Available data:
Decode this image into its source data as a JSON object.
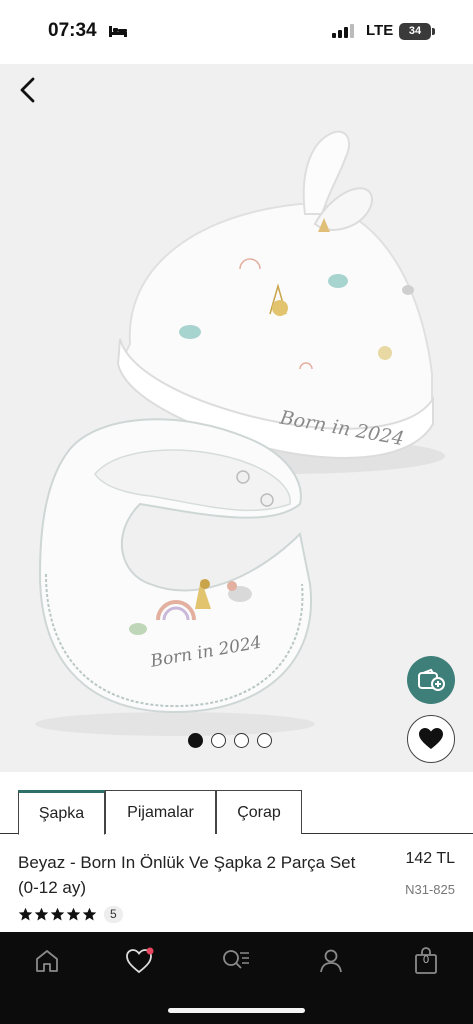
{
  "status_bar": {
    "time": "07:34",
    "network": "LTE",
    "battery": "34",
    "icons": [
      "bed-icon",
      "signal-icon"
    ]
  },
  "gallery": {
    "back_icon": "chevron-left-icon",
    "hat_embroidery": "Born in 2024",
    "bib_embroidery": "Born in 2024",
    "dots_total": 4,
    "active_dot": 1,
    "wallet_icon": "wallet-plus-icon",
    "favorite_icon": "heart-icon",
    "wallet_color": "#3f7f7a"
  },
  "tabs": [
    {
      "label": "Şapka",
      "active": true
    },
    {
      "label": "Pijamalar",
      "active": false
    },
    {
      "label": "Çorap",
      "active": false
    }
  ],
  "product": {
    "name": "Beyaz - Born In Önlük Ve Şapka 2 Parça Set (0-12 ay)",
    "price": "142 TL",
    "code": "N31-825",
    "rating_stars": 5,
    "rating_count": "5"
  },
  "bottom_nav": {
    "items": [
      "home-icon",
      "heart-icon",
      "search-icon",
      "account-icon",
      "bag-icon"
    ],
    "cart_count": "0",
    "notification_color": "#e8455f"
  }
}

Problem details:
Transcribe all the data word for word; the images stay out.

Task solution:
Decode this image into its source data as a JSON object.
{
  "status_bar": {
    "time": "07:34",
    "network": "LTE",
    "battery": "34",
    "icons": [
      "bed-icon",
      "signal-icon"
    ]
  },
  "gallery": {
    "back_icon": "chevron-left-icon",
    "hat_embroidery": "Born in 2024",
    "bib_embroidery": "Born in 2024",
    "dots_total": 4,
    "active_dot": 1,
    "wallet_icon": "wallet-plus-icon",
    "favorite_icon": "heart-icon",
    "wallet_color": "#3f7f7a"
  },
  "tabs": [
    {
      "label": "Şapka",
      "active": true
    },
    {
      "label": "Pijamalar",
      "active": false
    },
    {
      "label": "Çorap",
      "active": false
    }
  ],
  "product": {
    "name": "Beyaz - Born In Önlük Ve Şapka 2 Parça Set (0-12 ay)",
    "price": "142 TL",
    "code": "N31-825",
    "rating_stars": 5,
    "rating_count": "5"
  },
  "bottom_nav": {
    "items": [
      "home-icon",
      "heart-icon",
      "search-icon",
      "account-icon",
      "bag-icon"
    ],
    "cart_count": "0",
    "notification_color": "#e8455f"
  }
}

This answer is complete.